** START **

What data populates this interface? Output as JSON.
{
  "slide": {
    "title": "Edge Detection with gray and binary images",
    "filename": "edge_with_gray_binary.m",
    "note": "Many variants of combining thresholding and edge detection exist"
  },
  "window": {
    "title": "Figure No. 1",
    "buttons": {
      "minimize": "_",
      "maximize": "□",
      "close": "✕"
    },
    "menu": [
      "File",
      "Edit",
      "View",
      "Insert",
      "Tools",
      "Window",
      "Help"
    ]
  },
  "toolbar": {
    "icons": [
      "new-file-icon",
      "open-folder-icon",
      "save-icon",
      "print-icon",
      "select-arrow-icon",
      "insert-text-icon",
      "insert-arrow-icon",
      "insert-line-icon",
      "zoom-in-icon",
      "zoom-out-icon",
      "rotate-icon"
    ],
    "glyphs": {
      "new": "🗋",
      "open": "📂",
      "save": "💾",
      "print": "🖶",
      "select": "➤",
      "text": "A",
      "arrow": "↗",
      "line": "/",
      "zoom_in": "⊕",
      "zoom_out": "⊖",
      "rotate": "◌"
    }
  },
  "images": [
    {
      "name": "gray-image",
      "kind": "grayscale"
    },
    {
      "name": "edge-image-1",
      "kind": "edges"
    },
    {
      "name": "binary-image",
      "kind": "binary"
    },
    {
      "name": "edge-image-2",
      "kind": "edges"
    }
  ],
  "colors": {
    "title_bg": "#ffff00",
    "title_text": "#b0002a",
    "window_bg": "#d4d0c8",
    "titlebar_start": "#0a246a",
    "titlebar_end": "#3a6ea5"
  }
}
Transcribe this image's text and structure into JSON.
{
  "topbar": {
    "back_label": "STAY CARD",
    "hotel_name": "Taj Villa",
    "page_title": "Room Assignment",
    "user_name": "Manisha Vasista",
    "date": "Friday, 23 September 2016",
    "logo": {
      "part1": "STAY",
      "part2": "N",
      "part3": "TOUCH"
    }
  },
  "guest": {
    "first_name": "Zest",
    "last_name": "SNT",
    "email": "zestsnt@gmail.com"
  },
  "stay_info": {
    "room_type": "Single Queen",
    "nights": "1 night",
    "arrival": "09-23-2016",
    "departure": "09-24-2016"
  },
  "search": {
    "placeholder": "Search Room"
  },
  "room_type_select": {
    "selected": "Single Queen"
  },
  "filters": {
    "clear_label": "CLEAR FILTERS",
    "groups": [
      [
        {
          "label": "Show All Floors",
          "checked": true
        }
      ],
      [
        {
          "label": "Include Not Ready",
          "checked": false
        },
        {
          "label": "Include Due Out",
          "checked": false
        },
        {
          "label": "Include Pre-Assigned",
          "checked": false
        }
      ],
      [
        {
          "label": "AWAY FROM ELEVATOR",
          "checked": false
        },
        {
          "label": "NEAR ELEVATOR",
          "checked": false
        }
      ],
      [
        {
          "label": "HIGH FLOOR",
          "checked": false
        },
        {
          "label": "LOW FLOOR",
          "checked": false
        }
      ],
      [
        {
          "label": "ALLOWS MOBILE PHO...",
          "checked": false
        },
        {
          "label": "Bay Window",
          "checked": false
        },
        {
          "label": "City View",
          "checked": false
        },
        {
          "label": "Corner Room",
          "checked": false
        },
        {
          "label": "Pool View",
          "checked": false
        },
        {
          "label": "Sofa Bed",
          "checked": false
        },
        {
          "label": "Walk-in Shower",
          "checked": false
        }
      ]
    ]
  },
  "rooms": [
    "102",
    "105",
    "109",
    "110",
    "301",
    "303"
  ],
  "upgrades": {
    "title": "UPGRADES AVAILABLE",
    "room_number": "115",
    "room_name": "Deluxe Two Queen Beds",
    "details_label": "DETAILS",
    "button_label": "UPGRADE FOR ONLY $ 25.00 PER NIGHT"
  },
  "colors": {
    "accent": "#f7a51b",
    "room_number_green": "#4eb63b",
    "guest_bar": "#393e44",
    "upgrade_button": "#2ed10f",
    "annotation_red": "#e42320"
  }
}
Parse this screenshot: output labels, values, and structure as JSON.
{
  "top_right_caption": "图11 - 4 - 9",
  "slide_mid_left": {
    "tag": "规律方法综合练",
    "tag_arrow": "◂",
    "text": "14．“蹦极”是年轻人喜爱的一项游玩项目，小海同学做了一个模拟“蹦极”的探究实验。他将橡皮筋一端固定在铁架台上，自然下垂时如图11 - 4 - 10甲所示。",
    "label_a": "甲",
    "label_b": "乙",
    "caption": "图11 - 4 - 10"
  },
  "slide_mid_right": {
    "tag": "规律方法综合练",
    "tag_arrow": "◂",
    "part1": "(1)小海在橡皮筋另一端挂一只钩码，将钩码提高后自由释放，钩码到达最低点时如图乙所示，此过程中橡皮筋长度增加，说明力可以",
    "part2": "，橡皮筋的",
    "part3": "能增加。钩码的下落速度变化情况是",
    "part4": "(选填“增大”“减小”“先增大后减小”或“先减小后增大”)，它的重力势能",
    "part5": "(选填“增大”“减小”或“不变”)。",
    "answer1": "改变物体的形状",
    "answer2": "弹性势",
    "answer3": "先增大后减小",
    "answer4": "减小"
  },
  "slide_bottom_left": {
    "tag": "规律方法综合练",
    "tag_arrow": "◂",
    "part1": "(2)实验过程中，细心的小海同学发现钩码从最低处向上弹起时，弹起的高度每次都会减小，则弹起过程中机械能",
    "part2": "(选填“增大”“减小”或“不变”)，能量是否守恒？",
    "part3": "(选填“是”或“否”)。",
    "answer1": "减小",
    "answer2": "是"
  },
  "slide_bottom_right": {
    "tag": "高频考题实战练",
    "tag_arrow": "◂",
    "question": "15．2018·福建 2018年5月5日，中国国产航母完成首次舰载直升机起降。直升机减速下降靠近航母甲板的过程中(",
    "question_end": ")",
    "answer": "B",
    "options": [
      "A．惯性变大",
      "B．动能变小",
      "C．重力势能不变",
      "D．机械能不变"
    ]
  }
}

** END **

* _WHAT YOU NEED TO DO_: Repeat every entry word for word.

* _SOLUTION TO THE PROBLEM_:
What data populates this interface? Output as JSON.
{
  "slide": {
    "title": "Edge Detection with gray and binary images",
    "filename": "edge_with_gray_binary.m",
    "note": "Many variants of combining thresholding and edge detection exist"
  },
  "window": {
    "title": "Figure No. 1",
    "buttons": {
      "minimize": "_",
      "maximize": "□",
      "close": "✕"
    },
    "menu": [
      "File",
      "Edit",
      "View",
      "Insert",
      "Tools",
      "Window",
      "Help"
    ]
  },
  "toolbar": {
    "icons": [
      "new-file-icon",
      "open-folder-icon",
      "save-icon",
      "print-icon",
      "select-arrow-icon",
      "insert-text-icon",
      "insert-arrow-icon",
      "insert-line-icon",
      "zoom-in-icon",
      "zoom-out-icon",
      "rotate-icon"
    ],
    "glyphs": {
      "new": "🗋",
      "open": "📂",
      "save": "💾",
      "print": "🖶",
      "select": "➤",
      "text": "A",
      "arrow": "↗",
      "line": "/",
      "zoom_in": "⊕",
      "zoom_out": "⊖",
      "rotate": "◌"
    }
  },
  "images": [
    {
      "name": "gray-image",
      "kind": "grayscale"
    },
    {
      "name": "edge-image-1",
      "kind": "edges"
    },
    {
      "name": "binary-image",
      "kind": "binary"
    },
    {
      "name": "edge-image-2",
      "kind": "edges"
    }
  ],
  "colors": {
    "title_bg": "#ffff00",
    "title_text": "#b0002a",
    "window_bg": "#d4d0c8",
    "titlebar_start": "#0a246a",
    "titlebar_end": "#3a6ea5"
  }
}
Transcribe this image's text and structure into JSON.
{
  "topbar": {
    "back_label": "STAY CARD",
    "hotel_name": "Taj Villa",
    "page_title": "Room Assignment",
    "user_name": "Manisha Vasista",
    "date": "Friday, 23 September 2016",
    "logo": {
      "part1": "STAY",
      "part2": "N",
      "part3": "TOUCH"
    }
  },
  "guest": {
    "first_name": "Zest",
    "last_name": "SNT",
    "email": "zestsnt@gmail.com"
  },
  "stay_info": {
    "room_type": "Single Queen",
    "nights": "1 night",
    "arrival": "09-23-2016",
    "departure": "09-24-2016"
  },
  "search": {
    "placeholder": "Search Room"
  },
  "room_type_select": {
    "selected": "Single Queen"
  },
  "filters": {
    "clear_label": "CLEAR FILTERS",
    "groups": [
      [
        {
          "label": "Show All Floors",
          "checked": true
        }
      ],
      [
        {
          "label": "Include Not Ready",
          "checked": false
        },
        {
          "label": "Include Due Out",
          "checked": false
        },
        {
          "label": "Include Pre-Assigned",
          "checked": false
        }
      ],
      [
        {
          "label": "AWAY FROM ELEVATOR",
          "checked": false
        },
        {
          "label": "NEAR ELEVATOR",
          "checked": false
        }
      ],
      [
        {
          "label": "HIGH FLOOR",
          "checked": false
        },
        {
          "label": "LOW FLOOR",
          "checked": false
        }
      ],
      [
        {
          "label": "ALLOWS MOBILE PHO...",
          "checked": false
        },
        {
          "label": "Bay Window",
          "checked": false
        },
        {
          "label": "City View",
          "checked": false
        },
        {
          "label": "Corner Room",
          "checked": false
        },
        {
          "label": "Pool View",
          "checked": false
        },
        {
          "label": "Sofa Bed",
          "checked": false
        },
        {
          "label": "Walk-in Shower",
          "checked": false
        }
      ]
    ]
  },
  "rooms": [
    "102",
    "105",
    "109",
    "110",
    "301",
    "303"
  ],
  "upgrades": {
    "title": "UPGRADES AVAILABLE",
    "room_number": "115",
    "room_name": "Deluxe Two Queen Beds",
    "details_label": "DETAILS",
    "button_label": "UPGRADE FOR ONLY $ 25.00 PER NIGHT"
  },
  "colors": {
    "accent": "#f7a51b",
    "room_number_green": "#4eb63b",
    "guest_bar": "#393e44",
    "upgrade_button": "#2ed10f",
    "annotation_red": "#e42320"
  }
}
Parse this screenshot: output labels, values, and structure as JSON.
{
  "top_right_caption": "图11 - 4 - 9",
  "slide_mid_left": {
    "tag": "规律方法综合练",
    "tag_arrow": "◂",
    "text": "14．“蹦极”是年轻人喜爱的一项游玩项目，小海同学做了一个模拟“蹦极”的探究实验。他将橡皮筋一端固定在铁架台上，自然下垂时如图11 - 4 - 10甲所示。",
    "label_a": "甲",
    "label_b": "乙",
    "caption": "图11 - 4 - 10"
  },
  "slide_mid_right": {
    "tag": "规律方法综合练",
    "tag_arrow": "◂",
    "part1": "(1)小海在橡皮筋另一端挂一只钩码，将钩码提高后自由释放，钩码到达最低点时如图乙所示，此过程中橡皮筋长度增加，说明力可以",
    "part2": "，橡皮筋的",
    "part3": "能增加。钩码的下落速度变化情况是",
    "part4": "(选填“增大”“减小”“先增大后减小”或“先减小后增大”)，它的重力势能",
    "part5": "(选填“增大”“减小”或“不变”)。",
    "answer1": "改变物体的形状",
    "answer2": "弹性势",
    "answer3": "先增大后减小",
    "answer4": "减小"
  },
  "slide_bottom_left": {
    "tag": "规律方法综合练",
    "tag_arrow": "◂",
    "part1": "(2)实验过程中，细心的小海同学发现钩码从最低处向上弹起时，弹起的高度每次都会减小，则弹起过程中机械能",
    "part2": "(选填“增大”“减小”或“不变”)，能量是否守恒？",
    "part3": "(选填“是”或“否”)。",
    "answer1": "减小",
    "answer2": "是"
  },
  "slide_bottom_right": {
    "tag": "高频考题实战练",
    "tag_arrow": "◂",
    "question": "15．2018·福建 2018年5月5日，中国国产航母完成首次舰载直升机起降。直升机减速下降靠近航母甲板的过程中(",
    "question_end": ")",
    "answer": "B",
    "options": [
      "A．惯性变大",
      "B．动能变小",
      "C．重力势能不变",
      "D．机械能不变"
    ]
  }
}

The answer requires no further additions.